И тут важно упомянуть результаты исследований: по статистике, примерно 15 % населения планеты хотя бы раз переживали психоз. Иными словами, этот феномен не такой уж и редкий. Как правило, он почти не влияет на жизнь человека и не становится проблемой, требующей медицинской и/или медикаментозной помощи. Но в 3 % случаев ситуация становится настолько серьезной, что требуется помощь психиатров. Между этими крайностями серая зона, где необычные ощущения, которые не оказывают серьезного влияния на повседневную жизнь человека, могут постепенно превратиться в поистине фантастический опыт, который разрушает чувство реальности4.

Но как можно оставаться непоколебимым в мире, сбивающем с толку? И как подобрать ключ к другому человеку и проблеме, которая загнала его в кризис?

Психотерапевт не может лечить психоз «вслепую». Вам нужно сформировать представление. Представление о характерных элементах психотического опыта. Представление о том, что делает психоз таким невероятно человечным. Представление о том, как странные на первый взгляд речь и поведение могут послужить трамплином к творческому и неординарному ходу мысли. Чтобы понять, какой подход лучше, необходимо иметь четкое представление о том, с чего начать и куда вы двигаетесь.

Без схемы вы скоро потеряетесь в лабиринте предвзятости и предубеждений, а образ опасного и непредсказуемого психа будет маячить на горизонте. И у пугающего образа есть свои предпосылки.

Данные сегментации страницы
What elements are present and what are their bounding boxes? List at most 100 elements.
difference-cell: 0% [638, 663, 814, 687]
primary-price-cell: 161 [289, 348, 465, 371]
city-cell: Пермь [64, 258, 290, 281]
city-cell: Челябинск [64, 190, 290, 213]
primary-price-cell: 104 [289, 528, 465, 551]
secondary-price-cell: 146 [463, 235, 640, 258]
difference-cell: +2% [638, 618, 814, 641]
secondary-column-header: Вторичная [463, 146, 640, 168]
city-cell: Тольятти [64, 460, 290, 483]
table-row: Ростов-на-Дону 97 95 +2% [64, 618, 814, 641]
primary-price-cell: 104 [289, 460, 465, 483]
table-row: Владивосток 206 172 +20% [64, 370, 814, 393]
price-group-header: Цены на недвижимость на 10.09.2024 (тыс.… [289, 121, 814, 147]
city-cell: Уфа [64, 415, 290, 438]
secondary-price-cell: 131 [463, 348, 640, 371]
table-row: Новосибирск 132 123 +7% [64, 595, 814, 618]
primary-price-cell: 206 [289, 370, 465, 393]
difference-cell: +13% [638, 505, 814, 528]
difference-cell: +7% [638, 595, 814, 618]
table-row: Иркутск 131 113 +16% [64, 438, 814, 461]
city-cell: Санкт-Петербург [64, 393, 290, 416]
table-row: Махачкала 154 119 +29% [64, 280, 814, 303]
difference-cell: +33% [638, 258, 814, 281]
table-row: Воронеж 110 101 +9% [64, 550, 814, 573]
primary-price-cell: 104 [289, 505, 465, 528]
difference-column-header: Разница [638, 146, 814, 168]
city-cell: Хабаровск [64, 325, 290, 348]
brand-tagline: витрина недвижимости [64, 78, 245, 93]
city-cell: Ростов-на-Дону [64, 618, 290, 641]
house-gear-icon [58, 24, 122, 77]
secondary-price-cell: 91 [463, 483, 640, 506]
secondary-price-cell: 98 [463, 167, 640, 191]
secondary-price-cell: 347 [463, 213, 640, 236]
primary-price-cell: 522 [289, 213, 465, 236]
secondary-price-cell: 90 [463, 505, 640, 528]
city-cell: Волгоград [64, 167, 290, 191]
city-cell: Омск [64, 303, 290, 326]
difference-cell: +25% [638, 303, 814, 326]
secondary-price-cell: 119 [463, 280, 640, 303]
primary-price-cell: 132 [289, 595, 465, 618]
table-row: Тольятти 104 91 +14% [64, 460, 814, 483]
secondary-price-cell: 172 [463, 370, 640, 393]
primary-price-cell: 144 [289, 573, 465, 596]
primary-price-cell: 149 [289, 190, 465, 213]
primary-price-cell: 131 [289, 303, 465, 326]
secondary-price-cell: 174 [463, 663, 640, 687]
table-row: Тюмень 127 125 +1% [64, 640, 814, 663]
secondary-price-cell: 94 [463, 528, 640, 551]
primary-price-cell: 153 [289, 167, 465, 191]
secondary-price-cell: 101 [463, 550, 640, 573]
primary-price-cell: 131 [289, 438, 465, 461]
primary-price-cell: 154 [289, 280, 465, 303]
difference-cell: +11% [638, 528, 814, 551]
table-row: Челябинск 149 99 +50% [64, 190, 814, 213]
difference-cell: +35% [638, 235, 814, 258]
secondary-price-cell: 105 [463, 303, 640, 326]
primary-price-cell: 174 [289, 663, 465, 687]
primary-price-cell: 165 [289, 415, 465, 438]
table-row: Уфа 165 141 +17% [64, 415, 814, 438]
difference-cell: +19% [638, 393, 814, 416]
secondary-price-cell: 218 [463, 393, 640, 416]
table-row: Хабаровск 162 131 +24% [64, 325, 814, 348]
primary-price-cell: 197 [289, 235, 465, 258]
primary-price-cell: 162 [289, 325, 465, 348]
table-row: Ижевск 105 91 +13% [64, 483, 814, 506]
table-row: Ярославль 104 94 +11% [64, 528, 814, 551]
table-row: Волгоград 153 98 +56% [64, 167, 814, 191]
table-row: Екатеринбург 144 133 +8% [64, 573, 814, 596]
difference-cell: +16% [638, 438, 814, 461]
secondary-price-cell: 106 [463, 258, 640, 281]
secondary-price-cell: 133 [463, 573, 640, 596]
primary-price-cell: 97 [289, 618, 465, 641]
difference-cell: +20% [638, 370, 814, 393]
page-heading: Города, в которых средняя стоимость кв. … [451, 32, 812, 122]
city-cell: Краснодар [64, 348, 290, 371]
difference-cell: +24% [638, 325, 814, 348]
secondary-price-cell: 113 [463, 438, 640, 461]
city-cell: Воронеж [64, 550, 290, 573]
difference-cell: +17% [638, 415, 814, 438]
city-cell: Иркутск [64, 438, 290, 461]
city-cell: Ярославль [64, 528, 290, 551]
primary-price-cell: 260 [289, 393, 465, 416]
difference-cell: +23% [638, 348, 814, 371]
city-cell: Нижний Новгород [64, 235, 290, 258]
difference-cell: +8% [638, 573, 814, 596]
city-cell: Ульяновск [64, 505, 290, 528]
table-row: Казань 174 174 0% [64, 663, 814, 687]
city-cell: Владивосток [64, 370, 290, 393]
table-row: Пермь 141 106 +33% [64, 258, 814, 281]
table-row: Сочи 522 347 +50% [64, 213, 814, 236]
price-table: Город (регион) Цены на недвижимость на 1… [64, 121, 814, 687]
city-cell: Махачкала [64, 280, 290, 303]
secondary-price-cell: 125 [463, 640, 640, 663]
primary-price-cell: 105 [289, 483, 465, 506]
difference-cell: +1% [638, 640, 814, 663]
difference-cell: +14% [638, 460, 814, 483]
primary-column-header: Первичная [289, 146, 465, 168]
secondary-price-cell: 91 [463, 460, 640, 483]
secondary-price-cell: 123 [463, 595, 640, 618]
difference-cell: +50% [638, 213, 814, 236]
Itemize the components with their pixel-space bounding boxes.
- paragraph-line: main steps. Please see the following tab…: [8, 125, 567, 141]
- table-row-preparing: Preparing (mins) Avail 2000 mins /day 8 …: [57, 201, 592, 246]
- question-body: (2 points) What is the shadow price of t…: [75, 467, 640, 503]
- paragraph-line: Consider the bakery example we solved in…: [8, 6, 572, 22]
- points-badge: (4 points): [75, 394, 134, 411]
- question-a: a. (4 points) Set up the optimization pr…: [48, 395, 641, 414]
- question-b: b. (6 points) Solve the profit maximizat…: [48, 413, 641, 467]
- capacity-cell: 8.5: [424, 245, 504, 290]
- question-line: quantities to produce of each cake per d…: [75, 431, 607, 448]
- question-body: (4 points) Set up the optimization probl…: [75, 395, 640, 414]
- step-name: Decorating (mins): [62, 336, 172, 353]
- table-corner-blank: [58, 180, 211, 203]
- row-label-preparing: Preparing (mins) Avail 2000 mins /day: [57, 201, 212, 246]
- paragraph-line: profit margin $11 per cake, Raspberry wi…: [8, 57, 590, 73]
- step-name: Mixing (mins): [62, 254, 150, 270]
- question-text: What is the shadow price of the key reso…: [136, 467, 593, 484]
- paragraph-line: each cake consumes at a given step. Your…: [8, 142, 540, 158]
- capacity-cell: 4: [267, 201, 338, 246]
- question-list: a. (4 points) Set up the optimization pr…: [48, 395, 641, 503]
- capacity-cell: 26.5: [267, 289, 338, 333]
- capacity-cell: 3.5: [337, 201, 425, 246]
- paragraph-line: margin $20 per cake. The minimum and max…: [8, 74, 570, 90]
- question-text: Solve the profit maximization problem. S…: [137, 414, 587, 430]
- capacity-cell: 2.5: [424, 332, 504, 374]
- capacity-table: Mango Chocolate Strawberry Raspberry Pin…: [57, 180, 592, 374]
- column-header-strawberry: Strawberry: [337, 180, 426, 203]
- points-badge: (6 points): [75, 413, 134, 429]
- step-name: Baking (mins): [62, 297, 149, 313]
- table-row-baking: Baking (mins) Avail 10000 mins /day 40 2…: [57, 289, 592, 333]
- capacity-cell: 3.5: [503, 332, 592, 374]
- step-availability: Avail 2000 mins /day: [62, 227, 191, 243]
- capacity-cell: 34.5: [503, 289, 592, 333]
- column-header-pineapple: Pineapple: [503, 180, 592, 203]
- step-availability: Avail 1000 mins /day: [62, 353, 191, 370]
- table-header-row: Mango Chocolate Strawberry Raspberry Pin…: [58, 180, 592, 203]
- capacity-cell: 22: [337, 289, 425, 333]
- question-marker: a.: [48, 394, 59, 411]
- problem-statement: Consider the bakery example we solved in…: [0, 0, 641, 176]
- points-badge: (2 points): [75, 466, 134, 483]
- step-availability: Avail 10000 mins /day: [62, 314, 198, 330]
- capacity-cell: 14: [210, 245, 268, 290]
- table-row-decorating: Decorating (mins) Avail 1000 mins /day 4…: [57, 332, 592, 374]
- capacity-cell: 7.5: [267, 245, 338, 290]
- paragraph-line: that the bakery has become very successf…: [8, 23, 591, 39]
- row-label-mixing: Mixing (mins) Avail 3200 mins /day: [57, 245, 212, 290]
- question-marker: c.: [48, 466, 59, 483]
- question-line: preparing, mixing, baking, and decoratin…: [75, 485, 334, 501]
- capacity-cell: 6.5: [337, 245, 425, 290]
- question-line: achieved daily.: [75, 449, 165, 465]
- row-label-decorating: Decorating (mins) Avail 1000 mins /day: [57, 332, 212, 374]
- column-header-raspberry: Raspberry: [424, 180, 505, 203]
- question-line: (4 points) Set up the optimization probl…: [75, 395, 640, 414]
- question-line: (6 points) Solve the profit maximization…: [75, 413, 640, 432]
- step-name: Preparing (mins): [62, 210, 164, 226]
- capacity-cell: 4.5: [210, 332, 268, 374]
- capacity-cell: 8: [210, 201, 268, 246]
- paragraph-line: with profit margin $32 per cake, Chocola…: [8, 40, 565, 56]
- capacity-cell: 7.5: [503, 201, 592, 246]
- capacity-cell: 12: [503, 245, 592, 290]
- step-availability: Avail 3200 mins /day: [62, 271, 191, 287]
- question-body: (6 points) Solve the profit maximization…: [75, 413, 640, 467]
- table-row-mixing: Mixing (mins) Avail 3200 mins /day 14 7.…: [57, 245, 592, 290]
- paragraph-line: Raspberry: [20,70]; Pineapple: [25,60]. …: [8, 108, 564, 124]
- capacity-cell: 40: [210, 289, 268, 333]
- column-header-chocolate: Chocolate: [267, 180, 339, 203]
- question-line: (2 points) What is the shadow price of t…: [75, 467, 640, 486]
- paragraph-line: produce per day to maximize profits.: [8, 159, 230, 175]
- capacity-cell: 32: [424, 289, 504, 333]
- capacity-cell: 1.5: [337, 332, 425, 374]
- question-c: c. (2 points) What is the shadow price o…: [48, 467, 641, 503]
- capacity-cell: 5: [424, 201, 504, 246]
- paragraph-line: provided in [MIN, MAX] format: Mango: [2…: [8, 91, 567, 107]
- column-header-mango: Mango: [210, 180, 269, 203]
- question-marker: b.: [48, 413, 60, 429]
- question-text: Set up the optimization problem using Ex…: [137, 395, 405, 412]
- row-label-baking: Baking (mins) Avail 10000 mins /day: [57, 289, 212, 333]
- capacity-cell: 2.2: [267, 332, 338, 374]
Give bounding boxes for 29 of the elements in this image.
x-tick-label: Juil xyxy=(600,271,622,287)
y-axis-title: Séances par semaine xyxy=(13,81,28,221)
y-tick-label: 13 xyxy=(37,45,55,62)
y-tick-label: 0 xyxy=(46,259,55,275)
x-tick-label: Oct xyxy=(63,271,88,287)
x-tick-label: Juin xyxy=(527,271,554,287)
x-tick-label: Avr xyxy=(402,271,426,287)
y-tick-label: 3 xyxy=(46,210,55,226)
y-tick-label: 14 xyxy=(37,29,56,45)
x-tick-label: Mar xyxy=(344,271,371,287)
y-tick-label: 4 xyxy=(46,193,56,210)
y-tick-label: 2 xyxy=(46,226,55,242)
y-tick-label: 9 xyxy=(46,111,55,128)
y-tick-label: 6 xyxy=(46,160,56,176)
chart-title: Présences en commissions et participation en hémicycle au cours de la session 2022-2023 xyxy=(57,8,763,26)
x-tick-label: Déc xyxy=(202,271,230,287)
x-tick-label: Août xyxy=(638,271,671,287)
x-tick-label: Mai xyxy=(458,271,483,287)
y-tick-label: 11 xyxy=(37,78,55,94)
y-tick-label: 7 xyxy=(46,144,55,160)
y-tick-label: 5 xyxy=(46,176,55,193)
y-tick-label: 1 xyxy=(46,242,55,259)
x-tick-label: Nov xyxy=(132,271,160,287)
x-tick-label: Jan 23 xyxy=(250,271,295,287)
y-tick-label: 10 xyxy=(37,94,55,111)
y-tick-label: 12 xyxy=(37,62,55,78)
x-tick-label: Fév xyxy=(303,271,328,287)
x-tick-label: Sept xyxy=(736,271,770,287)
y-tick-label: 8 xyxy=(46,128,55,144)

- [Список заданий]
1. Отредактируйте фрагмент отрывка о психозе: начните со слов «Но как можно» и закончите словами «куда вы двигаетесь.». Внутри этого фрагмента замените «Психотерапевт» на «Психиатр».
2. Определите, согласуются ли с отрывком о психозе следующие утверждения. Для каждого ответьте «да» или «нет» и приведите решающие слова отрывка в точной цитате.
(a) Примерно 15 % населения планеты хотя бы раз переживали психоз.
(b) Помощь психиатров требуется примерно в 15 % случаев.
(c) Без схемы можно потеряться в лабиринте предвзятости и предубеждений.
3. Напишите продолжение отрывка о психозе, которое следует сразу за его последним предложением.

- [Ответы по порядку]
1.
Но как можно оставаться непоколебимым в мире, сбивающем с толку? И как подобрать ключ к другому человеку и проблеме, которая загнала его в кризис?

Психиатр не может лечить психоз «вслепую». Вам нужно сформировать представление. Представление о характерных элементах психотического опыта. Представление о том, что делает психоз таким невероятно человечным. Представление о том, как странные на первый взгляд речь и поведение могут послужить трамплином к творческому и неординарному ходу мысли. Чтобы понять, какой подход лучше, необходимо иметь четкое представление о том, с чего начать и куда вы двигаетесь.

2.
(a) Да: «по статистике, примерно 15 % населения планеты хотя бы раз переживали психоз».
(b) Нет: «Но в 3 % случаев ситуация становится настолько серьезной, что требуется помощь психиатров».
(c) Да: «Без схемы вы скоро потеряетесь в лабиринте предвзятости и предубеждений».

3.
В XVII и XVIII столетиях на волне эпохи Просвещения западное общество прониклось рациональным мышлением и приняло за максиму, что безумие, не имеющее под собой рациональной основы, тесно связано с животным началом. Безумие казалось самым настоящим зверем, поднявшим свою уродливую голову в толпе. Считалось, что психически больной теряет часть человечности, поскольку ее вытесняет нечто примитивное. Буйство, в которое впадали больные, казалось сродни буйству животных. А животное неспособно ни на рассуждения, ни на разговор. Как, впрочем, и безумцы. Это объясняет, почему с ними зачастую обращались так жестоко. Когда кого-то перестают считать полноценным человеком, любые бесчинства внезапно становятся приемлемыми. Остается всего шаг до полного расчеловечивания5.

Но бывает и наоборот. Если мы оставим предубеждения, связанные с психозом, и научимся контролировать страх, который он у нас вызывает, нам будет проще и спокойнее общаться с людьми в состоянии психоза. Следует признать, что это отнюдь не просто, ведь в обществе укоренилось представление о безумии как о чем-то порочном, уродливом и даже опасном.

Но что, если психоз – это неотъемлемая часть человеческого бытия? На первый взгляд эта мысль может показаться безумной, но это не так. Какое еще существо на свете может страдать от переживания собственной реальности так же, как человек? Что, если это не изъян человеческого сознания, а воплощение уникальных и хрупких отношений с реальностью?

Так считал французский психиатр Жак Лакан. Он рассматривал безумие как предельное переживание человеческой свободы, опыт, в котором в полном объеме проявляется человеческая способность удивляться, проявлять творческую изобретательность и действовать в нонконформистском ключе. Это и правда неудобное и сбивающее с толку ощущение, которое может ввергнуть человека в полнейшее одиночество и порождает страстную потребность в сопричастности. И в то же время оно, как ничто другое, проливает свет на то, как работает психика человека.

Или, как говорил Лакан: «Бытие человека не только невозможно понять без безумия, но оно не было бы бытием человека, если бы не несло в себе безумие как предельную форму свободы»6.